DATA SHOWN ::
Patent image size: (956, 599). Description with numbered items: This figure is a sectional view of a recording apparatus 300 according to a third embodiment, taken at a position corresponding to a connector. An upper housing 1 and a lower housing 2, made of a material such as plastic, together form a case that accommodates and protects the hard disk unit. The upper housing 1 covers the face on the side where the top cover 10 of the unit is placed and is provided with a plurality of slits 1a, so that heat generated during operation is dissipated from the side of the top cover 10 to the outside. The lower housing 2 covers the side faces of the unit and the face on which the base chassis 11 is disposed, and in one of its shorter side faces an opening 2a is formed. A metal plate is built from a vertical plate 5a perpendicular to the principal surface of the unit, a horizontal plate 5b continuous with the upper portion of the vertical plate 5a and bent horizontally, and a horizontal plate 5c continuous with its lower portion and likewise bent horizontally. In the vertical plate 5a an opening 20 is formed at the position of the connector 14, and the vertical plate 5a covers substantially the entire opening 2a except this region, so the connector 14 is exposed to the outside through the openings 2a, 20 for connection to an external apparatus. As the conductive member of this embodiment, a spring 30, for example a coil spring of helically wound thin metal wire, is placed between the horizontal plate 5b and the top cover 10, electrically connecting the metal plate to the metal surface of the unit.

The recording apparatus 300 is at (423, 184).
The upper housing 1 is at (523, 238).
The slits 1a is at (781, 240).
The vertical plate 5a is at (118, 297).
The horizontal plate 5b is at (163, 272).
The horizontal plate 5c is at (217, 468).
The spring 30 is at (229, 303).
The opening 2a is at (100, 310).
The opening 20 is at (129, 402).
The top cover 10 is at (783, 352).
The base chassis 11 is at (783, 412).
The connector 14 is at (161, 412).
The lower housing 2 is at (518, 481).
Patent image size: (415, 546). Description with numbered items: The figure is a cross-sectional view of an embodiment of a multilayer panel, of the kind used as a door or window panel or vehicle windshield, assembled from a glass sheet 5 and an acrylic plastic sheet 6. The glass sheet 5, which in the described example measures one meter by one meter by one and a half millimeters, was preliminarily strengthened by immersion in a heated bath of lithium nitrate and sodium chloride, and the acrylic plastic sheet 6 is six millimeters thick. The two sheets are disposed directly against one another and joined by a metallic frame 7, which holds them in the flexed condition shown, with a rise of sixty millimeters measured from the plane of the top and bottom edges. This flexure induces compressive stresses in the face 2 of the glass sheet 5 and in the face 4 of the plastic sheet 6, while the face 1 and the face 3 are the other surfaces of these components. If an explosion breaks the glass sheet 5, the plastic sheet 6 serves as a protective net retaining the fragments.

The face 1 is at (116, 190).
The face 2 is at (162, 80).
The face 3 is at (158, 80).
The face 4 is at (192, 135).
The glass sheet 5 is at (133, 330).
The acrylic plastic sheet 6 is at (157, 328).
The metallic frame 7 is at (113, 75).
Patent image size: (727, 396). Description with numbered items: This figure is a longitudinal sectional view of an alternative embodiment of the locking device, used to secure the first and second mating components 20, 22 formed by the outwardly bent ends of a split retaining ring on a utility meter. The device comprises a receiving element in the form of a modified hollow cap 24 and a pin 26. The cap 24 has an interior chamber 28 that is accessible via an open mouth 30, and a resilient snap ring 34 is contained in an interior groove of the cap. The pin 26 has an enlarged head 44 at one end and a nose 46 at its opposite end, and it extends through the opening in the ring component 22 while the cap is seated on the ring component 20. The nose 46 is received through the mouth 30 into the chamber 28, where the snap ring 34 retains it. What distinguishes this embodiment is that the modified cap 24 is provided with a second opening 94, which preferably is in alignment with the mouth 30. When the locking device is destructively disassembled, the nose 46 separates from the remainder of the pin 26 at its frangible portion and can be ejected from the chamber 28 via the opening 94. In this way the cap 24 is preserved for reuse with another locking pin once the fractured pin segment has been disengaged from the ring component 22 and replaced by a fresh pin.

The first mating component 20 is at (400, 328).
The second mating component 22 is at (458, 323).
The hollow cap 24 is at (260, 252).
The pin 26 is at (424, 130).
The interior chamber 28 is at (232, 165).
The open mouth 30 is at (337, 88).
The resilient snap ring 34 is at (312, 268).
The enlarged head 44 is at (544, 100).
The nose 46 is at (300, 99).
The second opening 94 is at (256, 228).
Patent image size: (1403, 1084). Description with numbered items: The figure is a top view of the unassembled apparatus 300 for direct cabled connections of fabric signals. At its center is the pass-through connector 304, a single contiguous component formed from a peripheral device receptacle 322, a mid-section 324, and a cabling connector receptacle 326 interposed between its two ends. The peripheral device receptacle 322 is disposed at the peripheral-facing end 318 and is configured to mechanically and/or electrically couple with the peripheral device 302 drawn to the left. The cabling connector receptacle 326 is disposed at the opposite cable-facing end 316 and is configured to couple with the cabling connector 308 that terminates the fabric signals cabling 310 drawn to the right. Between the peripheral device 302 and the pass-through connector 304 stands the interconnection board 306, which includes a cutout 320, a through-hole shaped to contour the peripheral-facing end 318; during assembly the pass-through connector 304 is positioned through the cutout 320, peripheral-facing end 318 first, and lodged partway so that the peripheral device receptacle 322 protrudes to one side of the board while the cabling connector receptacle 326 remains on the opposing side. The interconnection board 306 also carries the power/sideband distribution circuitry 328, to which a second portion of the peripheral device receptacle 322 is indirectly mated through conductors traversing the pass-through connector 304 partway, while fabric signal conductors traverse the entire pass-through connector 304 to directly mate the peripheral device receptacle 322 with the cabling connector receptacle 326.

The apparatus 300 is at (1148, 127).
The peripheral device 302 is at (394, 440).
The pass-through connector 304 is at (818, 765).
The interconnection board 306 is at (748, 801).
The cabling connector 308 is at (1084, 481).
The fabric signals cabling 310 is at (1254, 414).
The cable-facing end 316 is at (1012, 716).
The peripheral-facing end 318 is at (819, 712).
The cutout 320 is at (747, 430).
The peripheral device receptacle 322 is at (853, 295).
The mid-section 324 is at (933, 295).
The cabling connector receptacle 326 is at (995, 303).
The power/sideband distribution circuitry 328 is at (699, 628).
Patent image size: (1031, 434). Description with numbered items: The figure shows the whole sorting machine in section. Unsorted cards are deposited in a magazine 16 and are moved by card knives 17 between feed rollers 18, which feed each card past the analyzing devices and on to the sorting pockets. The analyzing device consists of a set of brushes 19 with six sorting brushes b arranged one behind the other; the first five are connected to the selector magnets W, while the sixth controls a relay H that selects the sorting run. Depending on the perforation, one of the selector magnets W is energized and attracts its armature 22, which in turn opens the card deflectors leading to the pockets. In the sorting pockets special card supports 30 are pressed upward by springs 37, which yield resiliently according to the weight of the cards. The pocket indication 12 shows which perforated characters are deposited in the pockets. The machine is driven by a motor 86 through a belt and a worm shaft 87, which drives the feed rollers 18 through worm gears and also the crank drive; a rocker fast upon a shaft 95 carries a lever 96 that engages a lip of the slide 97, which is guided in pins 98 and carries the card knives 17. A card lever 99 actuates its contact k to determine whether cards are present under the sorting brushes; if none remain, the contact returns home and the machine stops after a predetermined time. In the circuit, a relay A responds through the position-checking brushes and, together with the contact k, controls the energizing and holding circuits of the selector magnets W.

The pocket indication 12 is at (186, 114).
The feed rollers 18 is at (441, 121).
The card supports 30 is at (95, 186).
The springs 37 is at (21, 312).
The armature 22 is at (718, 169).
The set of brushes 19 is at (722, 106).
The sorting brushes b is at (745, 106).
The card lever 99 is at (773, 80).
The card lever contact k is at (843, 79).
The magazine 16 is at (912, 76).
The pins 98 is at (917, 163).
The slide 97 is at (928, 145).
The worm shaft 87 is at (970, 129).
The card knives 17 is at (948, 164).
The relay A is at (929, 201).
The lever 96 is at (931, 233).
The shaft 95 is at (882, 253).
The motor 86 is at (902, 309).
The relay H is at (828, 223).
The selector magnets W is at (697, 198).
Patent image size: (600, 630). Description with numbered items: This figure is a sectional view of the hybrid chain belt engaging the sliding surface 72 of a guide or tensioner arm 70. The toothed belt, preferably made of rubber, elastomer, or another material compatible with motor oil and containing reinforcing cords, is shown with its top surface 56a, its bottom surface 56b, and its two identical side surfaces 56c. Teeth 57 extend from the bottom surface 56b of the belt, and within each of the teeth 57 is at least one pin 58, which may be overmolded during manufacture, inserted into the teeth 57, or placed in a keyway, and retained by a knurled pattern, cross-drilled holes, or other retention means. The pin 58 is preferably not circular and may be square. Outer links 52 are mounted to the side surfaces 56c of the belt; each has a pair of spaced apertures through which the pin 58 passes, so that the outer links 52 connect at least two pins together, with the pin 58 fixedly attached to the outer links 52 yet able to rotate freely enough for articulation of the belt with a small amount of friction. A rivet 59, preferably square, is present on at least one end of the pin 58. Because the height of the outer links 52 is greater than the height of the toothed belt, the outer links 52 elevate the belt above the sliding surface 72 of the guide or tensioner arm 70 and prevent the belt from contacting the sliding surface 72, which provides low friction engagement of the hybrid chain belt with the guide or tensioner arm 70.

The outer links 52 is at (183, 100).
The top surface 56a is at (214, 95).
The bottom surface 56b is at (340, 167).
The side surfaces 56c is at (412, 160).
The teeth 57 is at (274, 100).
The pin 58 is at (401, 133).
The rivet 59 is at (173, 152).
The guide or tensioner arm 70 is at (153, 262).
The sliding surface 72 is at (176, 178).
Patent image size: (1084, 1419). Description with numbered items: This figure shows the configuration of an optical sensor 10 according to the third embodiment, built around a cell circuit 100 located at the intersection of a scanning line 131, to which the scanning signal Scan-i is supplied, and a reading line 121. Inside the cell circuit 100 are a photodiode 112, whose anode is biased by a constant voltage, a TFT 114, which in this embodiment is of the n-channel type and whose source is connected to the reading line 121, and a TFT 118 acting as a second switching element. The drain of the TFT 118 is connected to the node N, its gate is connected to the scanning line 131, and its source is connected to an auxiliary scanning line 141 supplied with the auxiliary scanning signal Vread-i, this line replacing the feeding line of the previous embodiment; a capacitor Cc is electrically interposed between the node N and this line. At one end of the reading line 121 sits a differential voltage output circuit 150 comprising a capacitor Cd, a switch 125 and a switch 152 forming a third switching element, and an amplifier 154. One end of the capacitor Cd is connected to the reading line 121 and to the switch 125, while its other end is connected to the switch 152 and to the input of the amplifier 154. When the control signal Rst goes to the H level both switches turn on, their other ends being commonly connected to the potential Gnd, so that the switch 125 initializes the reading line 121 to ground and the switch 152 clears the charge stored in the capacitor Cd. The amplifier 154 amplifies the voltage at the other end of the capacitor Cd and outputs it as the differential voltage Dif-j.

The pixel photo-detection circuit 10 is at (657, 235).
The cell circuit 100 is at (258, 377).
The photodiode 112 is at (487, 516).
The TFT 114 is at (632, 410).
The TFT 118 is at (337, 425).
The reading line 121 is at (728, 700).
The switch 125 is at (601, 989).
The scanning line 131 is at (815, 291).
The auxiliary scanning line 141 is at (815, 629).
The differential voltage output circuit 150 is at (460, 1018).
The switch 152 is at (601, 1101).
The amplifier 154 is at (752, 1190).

AIM ::
Change "sectional view" to "cutaway view" in the lines from the first line through the line with "The opening 2a is at (100, 310).", and write out those lines again with nothing else altered.

EXERCISE SOLUTION ::
Patent image size: (956, 599). Description with numbered items: This figure is a cutaway view of a recording apparatus 300 according to a third embodiment, taken at a position corresponding to a connector. An upper housing 1 and a lower housing 2, made of a material such as plastic, together form a case that accommodates and protects the hard disk unit. The upper housing 1 covers the face on the side where the top cover 10 of the unit is placed and is provided with a plurality of slits 1a, so that heat generated during operation is dissipated from the side of the top cover 10 to the outside. The lower housing 2 covers the side faces of the unit and the face on which the base chassis 11 is disposed, and in one of its shorter side faces an opening 2a is formed. A metal plate is built from a vertical plate 5a perpendicular to the principal surface of the unit, a horizontal plate 5b continuous with the upper portion of the vertical plate 5a and bent horizontally, and a horizontal plate 5c continuous with its lower portion and likewise bent horizontally. In the vertical plate 5a an opening 20 is formed at the position of the connector 14, and the vertical plate 5a covers substantially the entire opening 2a except this region, so the connector 14 is exposed to the outside through the openings 2a, 20 for connection to an external apparatus. As the conductive member of this embodiment, a spring 30, for example a coil spring of helically wound thin metal wire, is placed between the horizontal plate 5b and the top cover 10, electrically connecting the metal plate to the metal surface of the unit.

The recording apparatus 300 is at (423, 184).
The upper housing 1 is at (523, 238).
The slits 1a is at (781, 240).
The vertical plate 5a is at (118, 297).
The horizontal plate 5b is at (163, 272).
The horizontal plate 5c is at (217, 468).
The spring 30 is at (229, 303).
The opening 2a is at (100, 310).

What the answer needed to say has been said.